So you see that the “moveChunk” command took nearly 1000 secs.

I many of my shard servers, I see following WiredTiger errors in the log:

{"t":{"$date":"2020-08-29T22:05:27.033+02:00"},"s":"E",  "c":"STORAGE",  "id":22435,   "ctx":"thread1","msg":"WiredTiger error","attr":{"error":95,"message":"[1598731527:33588][86:0x7fa900293700], log-server: __posix_std_fallocate, 58: /var/lib/mongodb/journal/WiredTigerTmplog.0000000007: fallocate:: Operation not supported"}}

Are these “fallocate” errors harmless or not ?

I see that this file is perfectly existing:

# pwd
# ls -ltr
total 20560
-rw------- 1 mongodb mongodb 104857600 Aug 30 15:59 WiredTigerPreplog.0000000007
-rw------- 1 mongodb mongodb 104857600 Sep  1 09:52 WiredTigerPreplog.0000000010
-rw------- 1 mongodb mongodb 104857600 Sep  1 17:45 WiredTigerLog.0000000997

Hi @Rob_De_Langhe

What are the vital statistics, OS, Mongo Version. And what is the filesystem type of /var/lib/mongodb/journal

df -T /var/lib/mongodb/journal

hi Chris,
thx a lot for your feedback.
The servers run Ubuntu 18, MongoDB 4.4.0, all inside LXC containers, 36 shards of 3 servers each.
The servers are nearly idling (some 10-15% busy CPU, several 10’s of GB RAM free).
The filesystems underneath the LXC containers (including their MongoDB directories) is ZFS.

_PROVIDED INFORMATION_:
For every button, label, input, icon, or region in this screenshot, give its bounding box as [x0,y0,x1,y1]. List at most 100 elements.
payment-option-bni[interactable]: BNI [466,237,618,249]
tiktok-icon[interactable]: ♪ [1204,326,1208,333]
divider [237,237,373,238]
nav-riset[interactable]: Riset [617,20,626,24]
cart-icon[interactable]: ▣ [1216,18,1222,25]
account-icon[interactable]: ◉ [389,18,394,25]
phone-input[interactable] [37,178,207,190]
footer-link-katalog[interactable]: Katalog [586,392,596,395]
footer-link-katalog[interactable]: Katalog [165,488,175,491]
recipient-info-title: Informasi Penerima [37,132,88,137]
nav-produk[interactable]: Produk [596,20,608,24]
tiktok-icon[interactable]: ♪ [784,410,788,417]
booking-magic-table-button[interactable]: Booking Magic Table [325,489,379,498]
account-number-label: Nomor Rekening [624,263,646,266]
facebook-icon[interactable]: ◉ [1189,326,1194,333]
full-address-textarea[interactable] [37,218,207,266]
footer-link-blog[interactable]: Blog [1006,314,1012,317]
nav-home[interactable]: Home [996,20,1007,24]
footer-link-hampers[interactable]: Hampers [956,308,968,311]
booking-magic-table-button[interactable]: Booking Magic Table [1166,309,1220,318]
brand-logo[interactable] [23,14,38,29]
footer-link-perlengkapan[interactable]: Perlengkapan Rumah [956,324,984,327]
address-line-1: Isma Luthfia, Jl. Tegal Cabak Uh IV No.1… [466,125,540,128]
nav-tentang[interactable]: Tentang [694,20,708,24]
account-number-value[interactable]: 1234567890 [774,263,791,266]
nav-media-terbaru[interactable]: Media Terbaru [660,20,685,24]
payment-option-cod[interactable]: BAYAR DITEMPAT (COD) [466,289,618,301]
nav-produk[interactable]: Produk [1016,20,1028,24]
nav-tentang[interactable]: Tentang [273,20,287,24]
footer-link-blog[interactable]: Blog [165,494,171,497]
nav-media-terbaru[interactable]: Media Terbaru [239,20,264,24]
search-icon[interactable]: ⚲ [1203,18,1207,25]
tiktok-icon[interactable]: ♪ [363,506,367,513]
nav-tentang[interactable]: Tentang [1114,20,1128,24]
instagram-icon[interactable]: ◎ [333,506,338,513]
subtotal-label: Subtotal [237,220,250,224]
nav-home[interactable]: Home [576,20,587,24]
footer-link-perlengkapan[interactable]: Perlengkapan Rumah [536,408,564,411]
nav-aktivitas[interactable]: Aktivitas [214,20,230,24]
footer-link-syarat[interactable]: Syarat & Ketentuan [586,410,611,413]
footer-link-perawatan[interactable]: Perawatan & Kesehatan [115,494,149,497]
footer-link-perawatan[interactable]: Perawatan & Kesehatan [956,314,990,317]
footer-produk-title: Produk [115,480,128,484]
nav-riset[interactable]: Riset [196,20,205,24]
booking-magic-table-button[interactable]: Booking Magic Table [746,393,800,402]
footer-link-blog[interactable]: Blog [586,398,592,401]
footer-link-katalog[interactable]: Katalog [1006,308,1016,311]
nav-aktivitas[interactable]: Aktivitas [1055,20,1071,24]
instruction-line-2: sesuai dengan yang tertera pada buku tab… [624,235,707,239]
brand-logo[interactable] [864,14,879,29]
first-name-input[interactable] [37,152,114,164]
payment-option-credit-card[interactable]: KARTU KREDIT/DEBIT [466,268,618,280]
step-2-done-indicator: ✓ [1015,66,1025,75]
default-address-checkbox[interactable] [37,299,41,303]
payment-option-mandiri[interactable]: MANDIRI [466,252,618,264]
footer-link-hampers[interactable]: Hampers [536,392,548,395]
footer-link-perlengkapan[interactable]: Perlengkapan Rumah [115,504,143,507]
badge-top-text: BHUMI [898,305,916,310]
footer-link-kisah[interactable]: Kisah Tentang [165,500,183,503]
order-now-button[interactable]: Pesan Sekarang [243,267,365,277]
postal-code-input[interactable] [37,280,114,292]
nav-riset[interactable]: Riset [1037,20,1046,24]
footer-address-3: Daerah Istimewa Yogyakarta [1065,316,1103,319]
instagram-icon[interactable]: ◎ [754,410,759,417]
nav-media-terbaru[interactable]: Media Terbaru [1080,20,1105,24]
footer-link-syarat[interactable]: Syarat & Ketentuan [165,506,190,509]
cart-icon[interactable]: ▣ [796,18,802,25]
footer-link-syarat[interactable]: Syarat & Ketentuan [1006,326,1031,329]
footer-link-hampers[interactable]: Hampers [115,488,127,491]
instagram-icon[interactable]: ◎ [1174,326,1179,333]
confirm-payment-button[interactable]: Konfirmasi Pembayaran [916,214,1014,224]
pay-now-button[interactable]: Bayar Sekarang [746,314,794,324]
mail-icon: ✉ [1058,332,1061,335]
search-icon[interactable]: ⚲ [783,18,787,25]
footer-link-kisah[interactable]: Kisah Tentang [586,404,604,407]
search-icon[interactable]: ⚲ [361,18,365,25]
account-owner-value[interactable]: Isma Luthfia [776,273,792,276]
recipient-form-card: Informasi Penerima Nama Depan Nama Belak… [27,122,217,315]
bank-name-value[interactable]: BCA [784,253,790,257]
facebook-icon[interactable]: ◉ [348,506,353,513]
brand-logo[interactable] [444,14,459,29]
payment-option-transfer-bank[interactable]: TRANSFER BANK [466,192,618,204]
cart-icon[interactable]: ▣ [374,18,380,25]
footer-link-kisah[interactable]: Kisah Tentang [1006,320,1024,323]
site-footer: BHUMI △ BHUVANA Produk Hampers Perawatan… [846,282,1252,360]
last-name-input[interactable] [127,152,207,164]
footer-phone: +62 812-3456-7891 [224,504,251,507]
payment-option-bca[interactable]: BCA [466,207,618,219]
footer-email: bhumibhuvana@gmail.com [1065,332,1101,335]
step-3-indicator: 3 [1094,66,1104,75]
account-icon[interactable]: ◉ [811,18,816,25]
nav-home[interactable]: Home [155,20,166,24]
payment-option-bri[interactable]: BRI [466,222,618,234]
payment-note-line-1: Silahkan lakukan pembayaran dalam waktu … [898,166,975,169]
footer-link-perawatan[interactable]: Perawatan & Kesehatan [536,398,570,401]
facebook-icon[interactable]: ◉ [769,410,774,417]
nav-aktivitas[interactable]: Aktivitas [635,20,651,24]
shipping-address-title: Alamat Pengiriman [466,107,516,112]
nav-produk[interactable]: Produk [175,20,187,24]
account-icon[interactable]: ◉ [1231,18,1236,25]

_THE TASKS_:
(A) Say whether each statement agrees with the MongoDB forum thread, answering yes or no and quoting the words from the thread that decide it: (i) The "moveChunk" command took about 100 seconds. (ii) The servers are nearly idle. (iii) There are 36 shards with 3 servers each.
(B) In the MongoDB forum thread, transcribe the passage from "The servers run" to "GB RAM free)." word for word.

_COMPLETE ANSWERS_:
(A)
(i) No: "So you see that the “moveChunk” command took nearly 1000 secs."
(ii) Yes: "The servers are nearly idling (some 10-15% busy CPU, several 10’s of GB RAM free)."
(iii) Yes: "36 shards of 3 servers each."

(B)
The servers run Ubuntu 18, MongoDB 4.4.0, all inside LXC containers, 36 shards of 3 servers each.
The servers are nearly idling (some 10-15% busy CPU, several 10’s of GB RAM free).